Aim: Your task is to write out the complete listing exactly as it is shown.

══════════════════════════════

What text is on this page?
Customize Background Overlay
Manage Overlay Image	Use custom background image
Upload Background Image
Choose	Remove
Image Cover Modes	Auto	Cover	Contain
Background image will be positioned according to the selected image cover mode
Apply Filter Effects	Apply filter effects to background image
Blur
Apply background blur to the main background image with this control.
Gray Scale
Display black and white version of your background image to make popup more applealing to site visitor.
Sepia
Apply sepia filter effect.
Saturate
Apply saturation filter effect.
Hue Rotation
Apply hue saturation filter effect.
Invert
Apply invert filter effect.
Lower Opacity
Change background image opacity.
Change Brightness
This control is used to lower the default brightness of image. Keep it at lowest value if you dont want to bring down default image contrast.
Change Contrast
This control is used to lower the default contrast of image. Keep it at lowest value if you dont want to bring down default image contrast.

══════════════════════════════

Output of the task:
What text is on this page?
Customize Background Overlay
Manage Overlay Image	Use custom background image
Upload Background Image
Choose	Remove
Image Cover Modes	Auto	Cover	Contain
Background image will be positioned according to the selected image cover mode
Apply Filter Effects	Apply filter effects to background image
Blur
Apply background blur to the main background image with this control.
Gray Scale
Display black and white version of your background image to make popup more applealing to site visitor.
Sepia
Apply sepia filter effect.
Saturate
Apply saturation filter effect.
Hue Rotation
Apply hue saturation filter effect.
Invert
Apply invert filter effect.
Lower Opacity
Change background image opacity.
Change Brightness
This control is used to lower the default brightness of image. Keep it at lowest value if you dont want to bring down default image contrast.
Change Contrast
This control is used to lower the default contrast of image. Keep it at lowest value if you dont want to bring down default image contrast.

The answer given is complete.